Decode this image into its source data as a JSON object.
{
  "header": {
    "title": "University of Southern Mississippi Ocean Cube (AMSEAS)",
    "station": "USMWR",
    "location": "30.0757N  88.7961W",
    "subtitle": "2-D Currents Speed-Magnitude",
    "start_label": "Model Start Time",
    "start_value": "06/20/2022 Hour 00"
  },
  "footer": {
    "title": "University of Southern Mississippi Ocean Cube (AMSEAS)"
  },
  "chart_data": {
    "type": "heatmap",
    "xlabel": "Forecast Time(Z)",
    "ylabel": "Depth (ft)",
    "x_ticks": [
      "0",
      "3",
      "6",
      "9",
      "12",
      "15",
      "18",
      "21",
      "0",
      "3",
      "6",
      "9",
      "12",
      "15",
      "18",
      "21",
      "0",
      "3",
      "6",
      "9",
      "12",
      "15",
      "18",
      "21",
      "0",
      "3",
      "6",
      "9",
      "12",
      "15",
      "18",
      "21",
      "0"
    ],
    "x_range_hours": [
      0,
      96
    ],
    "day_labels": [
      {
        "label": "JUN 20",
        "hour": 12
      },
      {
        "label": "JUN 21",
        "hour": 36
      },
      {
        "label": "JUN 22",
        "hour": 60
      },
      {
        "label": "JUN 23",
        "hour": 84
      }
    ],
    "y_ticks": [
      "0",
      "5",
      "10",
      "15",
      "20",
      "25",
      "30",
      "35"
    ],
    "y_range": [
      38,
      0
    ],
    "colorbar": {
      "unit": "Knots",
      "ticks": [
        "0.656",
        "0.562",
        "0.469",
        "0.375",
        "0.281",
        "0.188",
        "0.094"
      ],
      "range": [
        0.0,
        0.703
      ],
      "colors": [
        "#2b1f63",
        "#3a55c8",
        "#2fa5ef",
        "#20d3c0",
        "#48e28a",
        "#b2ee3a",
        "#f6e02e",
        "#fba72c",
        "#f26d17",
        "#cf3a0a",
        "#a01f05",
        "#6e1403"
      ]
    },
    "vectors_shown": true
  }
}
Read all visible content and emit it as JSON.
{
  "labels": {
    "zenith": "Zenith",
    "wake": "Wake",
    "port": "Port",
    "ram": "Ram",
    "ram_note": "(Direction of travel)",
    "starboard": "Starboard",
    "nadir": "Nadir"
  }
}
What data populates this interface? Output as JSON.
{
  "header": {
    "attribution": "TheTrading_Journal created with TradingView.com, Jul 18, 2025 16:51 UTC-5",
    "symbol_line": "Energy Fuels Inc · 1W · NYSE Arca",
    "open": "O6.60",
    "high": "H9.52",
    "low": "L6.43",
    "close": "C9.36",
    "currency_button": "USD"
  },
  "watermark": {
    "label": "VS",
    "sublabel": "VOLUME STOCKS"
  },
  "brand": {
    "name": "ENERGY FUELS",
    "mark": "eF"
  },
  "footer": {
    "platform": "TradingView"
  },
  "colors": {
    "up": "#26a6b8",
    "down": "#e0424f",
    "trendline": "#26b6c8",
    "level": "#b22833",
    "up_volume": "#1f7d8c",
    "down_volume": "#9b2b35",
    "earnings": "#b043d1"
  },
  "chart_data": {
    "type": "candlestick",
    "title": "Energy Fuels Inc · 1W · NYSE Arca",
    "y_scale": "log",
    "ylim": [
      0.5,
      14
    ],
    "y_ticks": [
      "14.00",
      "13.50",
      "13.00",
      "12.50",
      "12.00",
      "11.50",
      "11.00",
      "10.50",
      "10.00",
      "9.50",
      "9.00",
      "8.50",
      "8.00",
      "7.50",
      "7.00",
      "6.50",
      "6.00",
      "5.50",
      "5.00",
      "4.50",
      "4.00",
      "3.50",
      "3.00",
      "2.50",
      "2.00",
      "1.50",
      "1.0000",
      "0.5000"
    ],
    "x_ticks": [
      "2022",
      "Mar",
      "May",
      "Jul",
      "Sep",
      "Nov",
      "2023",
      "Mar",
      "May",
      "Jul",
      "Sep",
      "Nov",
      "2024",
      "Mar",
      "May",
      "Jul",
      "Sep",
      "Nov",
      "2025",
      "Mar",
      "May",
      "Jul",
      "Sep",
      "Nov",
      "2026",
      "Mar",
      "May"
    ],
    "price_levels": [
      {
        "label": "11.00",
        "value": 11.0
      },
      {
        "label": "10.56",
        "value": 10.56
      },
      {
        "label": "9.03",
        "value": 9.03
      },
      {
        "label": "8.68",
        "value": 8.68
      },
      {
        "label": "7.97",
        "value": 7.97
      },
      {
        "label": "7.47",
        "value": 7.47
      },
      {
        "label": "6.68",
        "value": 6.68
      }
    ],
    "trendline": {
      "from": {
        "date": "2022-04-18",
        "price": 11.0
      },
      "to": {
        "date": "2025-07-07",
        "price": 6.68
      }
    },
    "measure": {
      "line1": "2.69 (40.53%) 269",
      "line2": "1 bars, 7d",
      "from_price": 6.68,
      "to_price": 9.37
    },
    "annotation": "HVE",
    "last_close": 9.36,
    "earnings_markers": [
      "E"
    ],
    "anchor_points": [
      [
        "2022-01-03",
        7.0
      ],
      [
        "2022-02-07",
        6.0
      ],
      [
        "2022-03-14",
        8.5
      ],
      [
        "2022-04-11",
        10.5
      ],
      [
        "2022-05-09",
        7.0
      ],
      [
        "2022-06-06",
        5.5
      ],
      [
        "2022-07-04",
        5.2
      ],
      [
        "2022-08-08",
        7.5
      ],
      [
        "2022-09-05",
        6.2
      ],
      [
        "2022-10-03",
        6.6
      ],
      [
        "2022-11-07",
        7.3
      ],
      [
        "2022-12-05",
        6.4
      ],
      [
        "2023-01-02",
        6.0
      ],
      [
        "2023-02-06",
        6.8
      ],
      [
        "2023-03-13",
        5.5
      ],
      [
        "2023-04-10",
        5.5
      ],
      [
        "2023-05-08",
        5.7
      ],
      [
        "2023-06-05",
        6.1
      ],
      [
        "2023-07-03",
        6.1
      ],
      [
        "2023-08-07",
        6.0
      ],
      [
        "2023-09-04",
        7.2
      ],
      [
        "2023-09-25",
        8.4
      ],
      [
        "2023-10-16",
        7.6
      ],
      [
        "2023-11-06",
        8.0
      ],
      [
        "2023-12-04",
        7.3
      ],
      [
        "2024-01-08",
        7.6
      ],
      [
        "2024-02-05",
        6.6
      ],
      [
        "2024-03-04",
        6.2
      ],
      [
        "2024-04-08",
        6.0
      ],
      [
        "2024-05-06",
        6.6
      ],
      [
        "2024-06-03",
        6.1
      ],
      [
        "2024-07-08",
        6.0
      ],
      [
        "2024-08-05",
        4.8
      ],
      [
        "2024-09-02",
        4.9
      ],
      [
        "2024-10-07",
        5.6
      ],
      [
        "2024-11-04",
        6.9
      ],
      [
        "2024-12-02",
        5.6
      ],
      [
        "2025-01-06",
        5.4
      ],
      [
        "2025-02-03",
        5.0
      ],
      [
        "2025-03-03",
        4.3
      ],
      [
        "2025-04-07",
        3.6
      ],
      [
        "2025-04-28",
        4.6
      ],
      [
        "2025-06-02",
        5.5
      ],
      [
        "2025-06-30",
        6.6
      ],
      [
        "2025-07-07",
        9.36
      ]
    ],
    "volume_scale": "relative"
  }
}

__________

◆ Instructions to follow ◆
Reproduce the full set of records precisely.

◆ Output of the exercise ◆
Decode this image into its source data as a JSON object.
{
  "header": {
    "title": "University of Southern Mississippi Ocean Cube (AMSEAS)",
    "station": "USMWR",
    "location": "30.0757N  88.7961W",
    "subtitle": "2-D Currents Speed-Magnitude",
    "start_label": "Model Start Time",
    "start_value": "06/20/2022 Hour 00"
  },
  "footer": {
    "title": "University of Southern Mississippi Ocean Cube (AMSEAS)"
  },
  "chart_data": {
    "type": "heatmap",
    "xlabel": "Forecast Time(Z)",
    "ylabel": "Depth (ft)",
    "x_ticks": [
      "0",
      "3",
      "6",
      "9",
      "12",
      "15",
      "18",
      "21",
      "0",
      "3",
      "6",
      "9",
      "12",
      "15",
      "18",
      "21",
      "0",
      "3",
      "6",
      "9",
      "12",
      "15",
      "18",
      "21",
      "0",
      "3",
      "6",
      "9",
      "12",
      "15",
      "18",
      "21",
      "0"
    ],
    "x_range_hours": [
      0,
      96
    ],
    "day_labels": [
      {
        "label": "JUN 20",
        "hour": 12
      },
      {
        "label": "JUN 21",
        "hour": 36
      },
      {
        "label": "JUN 22",
        "hour": 60
      },
      {
        "label": "JUN 23",
        "hour": 84
      }
    ],
    "y_ticks": [
      "0",
      "5",
      "10",
      "15",
      "20",
      "25",
      "30",
      "35"
    ],
    "y_range": [
      38,
      0
    ],
    "colorbar": {
      "unit": "Knots",
      "ticks": [
        "0.656",
        "0.562",
        "0.469",
        "0.375",
        "0.281",
        "0.188",
        "0.094"
      ],
      "range": [
        0.0,
        0.703
      ],
      "colors": [
        "#2b1f63",
        "#3a55c8",
        "#2fa5ef",
        "#20d3c0",
        "#48e28a",
        "#b2ee3a",
        "#f6e02e",
        "#fba72c",
        "#f26d17",
        "#cf3a0a",
        "#a01f05",
        "#6e1403"
      ]
    },
    "vectors_shown": true
  }
}
Read all visible content and emit it as JSON.
{
  "labels": {
    "zenith": "Zenith",
    "wake": "Wake",
    "port": "Port",
    "ram": "Ram",
    "ram_note": "(Direction of travel)",
    "starboard": "Starboard",
    "nadir": "Nadir"
  }
}
What data populates this interface? Output as JSON.
{
  "header": {
    "attribution": "TheTrading_Journal created with TradingView.com, Jul 18, 2025 16:51 UTC-5",
    "symbol_line": "Energy Fuels Inc · 1W · NYSE Arca",
    "open": "O6.60",
    "high": "H9.52",
    "low": "L6.43",
    "close": "C9.36",
    "currency_button": "USD"
  },
  "watermark": {
    "label": "VS",
    "sublabel": "VOLUME STOCKS"
  },
  "brand": {
    "name": "ENERGY FUELS",
    "mark": "eF"
  },
  "footer": {
    "platform": "TradingView"
  },
  "colors": {
    "up": "#26a6b8",
    "down": "#e0424f",
    "trendline": "#26b6c8",
    "level": "#b22833",
    "up_volume": "#1f7d8c",
    "down_volume": "#9b2b35",
    "earnings": "#b043d1"
  },
  "chart_data": {
    "type": "candlestick",
    "title": "Energy Fuels Inc · 1W · NYSE Arca",
    "y_scale": "log",
    "ylim": [
      0.5,
      14
    ],
    "y_ticks": [
      "14.00",
      "13.50",
      "13.00",
      "12.50",
      "12.00",
      "11.50",
      "11.00",
      "10.50",
      "10.00",
      "9.50",
      "9.00",
      "8.50",
      "8.00",
      "7.50",
      "7.00",
      "6.50",
      "6.00",
      "5.50",
      "5.00",
      "4.50",
      "4.00",
      "3.50",
      "3.00",
      "2.50",
      "2.00",
      "1.50",
      "1.0000",
      "0.5000"
    ],
    "x_ticks": [
      "2022",
      "Mar",
      "May",
      "Jul",
      "Sep",
      "Nov",
      "2023",
      "Mar",
      "May",
      "Jul",
      "Sep",
      "Nov",
      "2024",
      "Mar",
      "May",
      "Jul",
      "Sep",
      "Nov",
      "2025",
      "Mar",
      "May",
      "Jul",
      "Sep",
      "Nov",
      "2026",
      "Mar",
      "May"
    ],
    "price_levels": [
      {
        "label": "11.00",
        "value": 11.0
      },
      {
        "label": "10.56",
        "value": 10.56
      },
      {
        "label": "9.03",
        "value": 9.03
      },
      {
        "label": "8.68",
        "value": 8.68
      },
      {
        "label": "7.97",
        "value": 7.97
      },
      {
        "label": "7.47",
        "value": 7.47
      },
      {
        "label": "6.68",
        "value": 6.68
      }
    ],
    "trendline": {
      "from": {
        "date": "2022-04-18",
        "price": 11.0
      },
      "to": {
        "date": "2025-07-07",
        "price": 6.68
      }
    },
    "measure": {
      "line1": "2.69 (40.53%) 269",
      "line2": "1 bars, 7d",
      "from_price": 6.68,
      "to_price": 9.37
    },
    "annotation": "HVE",
    "last_close": 9.36,
    "earnings_markers": [
      "E"
    ],
    "anchor_points": [
      [
        "2022-01-03",
        7.0
      ],
      [
        "2022-02-07",
        6.0
      ],
      [
        "2022-03-14",
        8.5
      ],
      [
        "2022-04-11",
        10.5
      ],
      [
        "2022-05-09",
        7.0
      ],
      [
        "2022-06-06",
        5.5
      ],
      [
        "2022-07-04",
        5.2
      ],
      [
        "2022-08-08",
        7.5
      ],
      [
        "2022-09-05",
        6.2
      ],
      [
        "2022-10-03",
        6.6
      ],
      [
        "2022-11-07",
        7.3
      ],
      [
        "2022-12-05",
        6.4
      ],
      [
        "2023-01-02",
        6.0
      ],
      [
        "2023-02-06",
        6.8
      ],
      [
        "2023-03-13",
        5.5
      ],
      [
        "2023-04-10",
        5.5
      ],
      [
        "2023-05-08",
        5.7
      ],
      [
        "2023-06-05",
        6.1
      ],
      [
        "2023-07-03",
        6.1
      ],
      [
        "2023-08-07",
        6.0
      ],
      [
        "2023-09-04",
        7.2
      ],
      [
        "2023-09-25",
        8.4
      ],
      [
        "2023-10-16",
        7.6
      ],
      [
        "2023-11-06",
        8.0
      ],
      [
        "2023-12-04",
        7.3
      ],
      [
        "2024-01-08",
        7.6
      ],
      [
        "2024-02-05",
        6.6
      ],
      [
        "2024-03-04",
        6.2
      ],
      [
        "2024-04-08",
        6.0
      ],
      [
        "2024-05-06",
        6.6
      ],
      [
        "2024-06-03",
        6.1
      ],
      [
        "2024-07-08",
        6.0
      ],
      [
        "2024-08-05",
        4.8
      ],
      [
        "2024-09-02",
        4.9
      ],
      [
        "2024-10-07",
        5.6
      ],
      [
        "2024-11-04",
        6.9
      ],
      [
        "2024-12-02",
        5.6
      ],
      [
        "2025-01-06",
        5.4
      ],
      [
        "2025-02-03",
        5.0
      ],
      [
        "2025-03-03",
        4.3
      ],
      [
        "2025-04-07",
        3.6
      ],
      [
        "2025-04-28",
        4.6
      ],
      [
        "2025-06-02",
        5.5
      ],
      [
        "2025-06-30",
        6.6
      ],
      [
        "2025-07-07",
        9.36
      ]
    ],
    "volume_scale": "relative"
  }
}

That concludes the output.